Required work
Reproduce the records below exactly as they appear, omitting any pictures they contain.

Stored records
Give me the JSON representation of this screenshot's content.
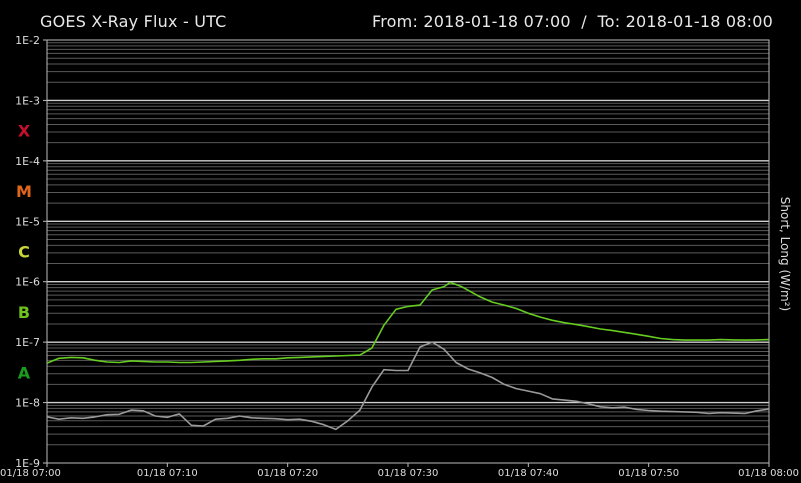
{
  "header": {
    "title": "GOES X-Ray Flux - UTC",
    "range_from_label": "From:",
    "range_from": "2018-01-18 07:00",
    "separator": "/",
    "range_to_label": "To:",
    "range_to": "2018-01-18 08:00"
  },
  "chart_data": {
    "type": "line",
    "title": "GOES X-Ray Flux - UTC",
    "ylabel": "Short, Long (W/m²)",
    "y_scale": "log",
    "ylim": [
      1e-09,
      0.01
    ],
    "y_ticks": [
      "1E-2",
      "1E-3",
      "1E-4",
      "1E-5",
      "1E-6",
      "1E-7",
      "1E-8",
      "1E-9"
    ],
    "x_range_minutes": [
      0,
      60
    ],
    "x_ticks": [
      "01/18 07:00",
      "01/18 07:10",
      "01/18 07:20",
      "01/18 07:30",
      "01/18 07:40",
      "01/18 07:50",
      "01/18 08:00"
    ],
    "grid": true,
    "flare_classes": [
      {
        "label": "X",
        "color": "#c8102e"
      },
      {
        "label": "M",
        "color": "#e0661b"
      },
      {
        "label": "C",
        "color": "#c9d63a"
      },
      {
        "label": "B",
        "color": "#6fc21c"
      },
      {
        "label": "A",
        "color": "#1c9c1c"
      }
    ],
    "series": [
      {
        "name": "Long",
        "color": "#66cc22",
        "x": [
          0,
          1,
          2,
          3,
          4,
          5,
          6,
          7,
          8,
          9,
          10,
          11,
          12,
          13,
          14,
          15,
          16,
          17,
          18,
          19,
          20,
          21,
          22,
          23,
          24,
          25,
          26,
          27,
          28,
          29,
          30,
          31,
          32,
          33,
          33.5,
          34,
          34.5,
          35,
          36,
          37,
          38,
          39,
          40,
          41,
          42,
          43,
          44,
          45,
          46,
          47,
          48,
          49,
          50,
          51,
          52,
          53,
          54,
          55,
          56,
          57,
          58,
          59,
          60
        ],
        "values": [
          4.5e-08,
          5.4e-08,
          5.6e-08,
          5.5e-08,
          5e-08,
          4.7e-08,
          4.6e-08,
          4.9e-08,
          4.8e-08,
          4.7e-08,
          4.7e-08,
          4.6e-08,
          4.6e-08,
          4.7e-08,
          4.8e-08,
          4.9e-08,
          5e-08,
          5.2e-08,
          5.3e-08,
          5.3e-08,
          5.5e-08,
          5.6e-08,
          5.7e-08,
          5.8e-08,
          5.9e-08,
          6e-08,
          6.1e-08,
          8e-08,
          1.9e-07,
          3.5e-07,
          3.9e-07,
          4.1e-07,
          7.3e-07,
          8.3e-07,
          9.7e-07,
          9e-07,
          8.2e-07,
          7.2e-07,
          5.6e-07,
          4.6e-07,
          4.1e-07,
          3.6e-07,
          3e-07,
          2.6e-07,
          2.3e-07,
          2.1e-07,
          1.95e-07,
          1.8e-07,
          1.65e-07,
          1.55e-07,
          1.45e-07,
          1.35e-07,
          1.25e-07,
          1.15e-07,
          1.1e-07,
          1.08e-07,
          1.08e-07,
          1.08e-07,
          1.1e-07,
          1.09e-07,
          1.08e-07,
          1.09e-07,
          1.1e-07
        ]
      },
      {
        "name": "Short",
        "color": "#9a9a9a",
        "x": [
          0,
          1,
          2,
          3,
          4,
          5,
          6,
          7,
          8,
          9,
          10,
          11,
          12,
          13,
          14,
          15,
          16,
          17,
          18,
          19,
          20,
          21,
          22,
          23,
          24,
          25,
          26,
          27,
          28,
          29,
          30,
          31,
          32,
          33,
          34,
          35,
          36,
          37,
          38,
          39,
          40,
          41,
          42,
          43,
          44,
          45,
          46,
          47,
          48,
          49,
          50,
          51,
          52,
          53,
          54,
          55,
          56,
          57,
          58,
          59,
          60
        ],
        "values": [
          5.8e-09,
          5.3e-09,
          5.6e-09,
          5.5e-09,
          5.8e-09,
          6.3e-09,
          6.4e-09,
          7.5e-09,
          7.3e-09,
          6e-09,
          5.7e-09,
          6.5e-09,
          4.2e-09,
          4.1e-09,
          5.3e-09,
          5.5e-09,
          6e-09,
          5.6e-09,
          5.5e-09,
          5.4e-09,
          5.2e-09,
          5.3e-09,
          4.9e-09,
          4.3e-09,
          3.6e-09,
          5e-09,
          7.5e-09,
          1.8e-08,
          3.5e-08,
          3.4e-08,
          3.4e-08,
          8.3e-08,
          1e-07,
          7.6e-08,
          4.6e-08,
          3.6e-08,
          3.1e-08,
          2.6e-08,
          2e-08,
          1.7e-08,
          1.55e-08,
          1.4e-08,
          1.15e-08,
          1.1e-08,
          1.05e-08,
          9.5e-09,
          8.5e-09,
          8.2e-09,
          8.4e-09,
          7.7e-09,
          7.4e-09,
          7.2e-09,
          7.1e-09,
          7e-09,
          6.9e-09,
          6.6e-09,
          6.8e-09,
          6.7e-09,
          6.6e-09,
          7.3e-09,
          7.8e-09
        ]
      }
    ]
  }
}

Task output
Give me the JSON representation of this screenshot's content.
{
  "header": {
    "title": "GOES X-Ray Flux - UTC",
    "range_from_label": "From:",
    "range_from": "2018-01-18 07:00",
    "separator": "/",
    "range_to_label": "To:",
    "range_to": "2018-01-18 08:00"
  },
  "chart_data": {
    "type": "line",
    "title": "GOES X-Ray Flux - UTC",
    "ylabel": "Short, Long (W/m²)",
    "y_scale": "log",
    "ylim": [
      1e-09,
      0.01
    ],
    "y_ticks": [
      "1E-2",
      "1E-3",
      "1E-4",
      "1E-5",
      "1E-6",
      "1E-7",
      "1E-8",
      "1E-9"
    ],
    "x_range_minutes": [
      0,
      60
    ],
    "x_ticks": [
      "01/18 07:00",
      "01/18 07:10",
      "01/18 07:20",
      "01/18 07:30",
      "01/18 07:40",
      "01/18 07:50",
      "01/18 08:00"
    ],
    "grid": true,
    "flare_classes": [
      {
        "label": "X",
        "color": "#c8102e"
      },
      {
        "label": "M",
        "color": "#e0661b"
      },
      {
        "label": "C",
        "color": "#c9d63a"
      },
      {
        "label": "B",
        "color": "#6fc21c"
      },
      {
        "label": "A",
        "color": "#1c9c1c"
      }
    ],
    "series": [
      {
        "name": "Long",
        "color": "#66cc22",
        "x": [
          0,
          1,
          2,
          3,
          4,
          5,
          6,
          7,
          8,
          9,
          10,
          11,
          12,
          13,
          14,
          15,
          16,
          17,
          18,
          19,
          20,
          21,
          22,
          23,
          24,
          25,
          26,
          27,
          28,
          29,
          30,
          31,
          32,
          33,
          33.5,
          34,
          34.5,
          35,
          36,
          37,
          38,
          39,
          40,
          41,
          42,
          43,
          44,
          45,
          46,
          47,
          48,
          49,
          50,
          51,
          52,
          53,
          54,
          55,
          56,
          57,
          58,
          59,
          60
        ],
        "values": [
          4.5e-08,
          5.4e-08,
          5.6e-08,
          5.5e-08,
          5e-08,
          4.7e-08,
          4.6e-08,
          4.9e-08,
          4.8e-08,
          4.7e-08,
          4.7e-08,
          4.6e-08,
          4.6e-08,
          4.7e-08,
          4.8e-08,
          4.9e-08,
          5e-08,
          5.2e-08,
          5.3e-08,
          5.3e-08,
          5.5e-08,
          5.6e-08,
          5.7e-08,
          5.8e-08,
          5.9e-08,
          6e-08,
          6.1e-08,
          8e-08,
          1.9e-07,
          3.5e-07,
          3.9e-07,
          4.1e-07,
          7.3e-07,
          8.3e-07,
          9.7e-07,
          9e-07,
          8.2e-07,
          7.2e-07,
          5.6e-07,
          4.6e-07,
          4.1e-07,
          3.6e-07,
          3e-07,
          2.6e-07,
          2.3e-07,
          2.1e-07,
          1.95e-07,
          1.8e-07,
          1.65e-07,
          1.55e-07,
          1.45e-07,
          1.35e-07,
          1.25e-07,
          1.15e-07,
          1.1e-07,
          1.08e-07,
          1.08e-07,
          1.08e-07,
          1.1e-07,
          1.09e-07,
          1.08e-07,
          1.09e-07,
          1.1e-07
        ]
      },
      {
        "name": "Short",
        "color": "#9a9a9a",
        "x": [
          0,
          1,
          2,
          3,
          4,
          5,
          6,
          7,
          8,
          9,
          10,
          11,
          12,
          13,
          14,
          15,
          16,
          17,
          18,
          19,
          20,
          21,
          22,
          23,
          24,
          25,
          26,
          27,
          28,
          29,
          30,
          31,
          32,
          33,
          34,
          35,
          36,
          37,
          38,
          39,
          40,
          41,
          42,
          43,
          44,
          45,
          46,
          47,
          48,
          49,
          50,
          51,
          52,
          53,
          54,
          55,
          56,
          57,
          58,
          59,
          60
        ],
        "values": [
          5.8e-09,
          5.3e-09,
          5.6e-09,
          5.5e-09,
          5.8e-09,
          6.3e-09,
          6.4e-09,
          7.5e-09,
          7.3e-09,
          6e-09,
          5.7e-09,
          6.5e-09,
          4.2e-09,
          4.1e-09,
          5.3e-09,
          5.5e-09,
          6e-09,
          5.6e-09,
          5.5e-09,
          5.4e-09,
          5.2e-09,
          5.3e-09,
          4.9e-09,
          4.3e-09,
          3.6e-09,
          5e-09,
          7.5e-09,
          1.8e-08,
          3.5e-08,
          3.4e-08,
          3.4e-08,
          8.3e-08,
          1e-07,
          7.6e-08,
          4.6e-08,
          3.6e-08,
          3.1e-08,
          2.6e-08,
          2e-08,
          1.7e-08,
          1.55e-08,
          1.4e-08,
          1.15e-08,
          1.1e-08,
          1.05e-08,
          9.5e-09,
          8.5e-09,
          8.2e-09,
          8.4e-09,
          7.7e-09,
          7.4e-09,
          7.2e-09,
          7.1e-09,
          7e-09,
          6.9e-09,
          6.6e-09,
          6.8e-09,
          6.7e-09,
          6.6e-09,
          7.3e-09,
          7.8e-09
        ]
      }
    ]
  }
}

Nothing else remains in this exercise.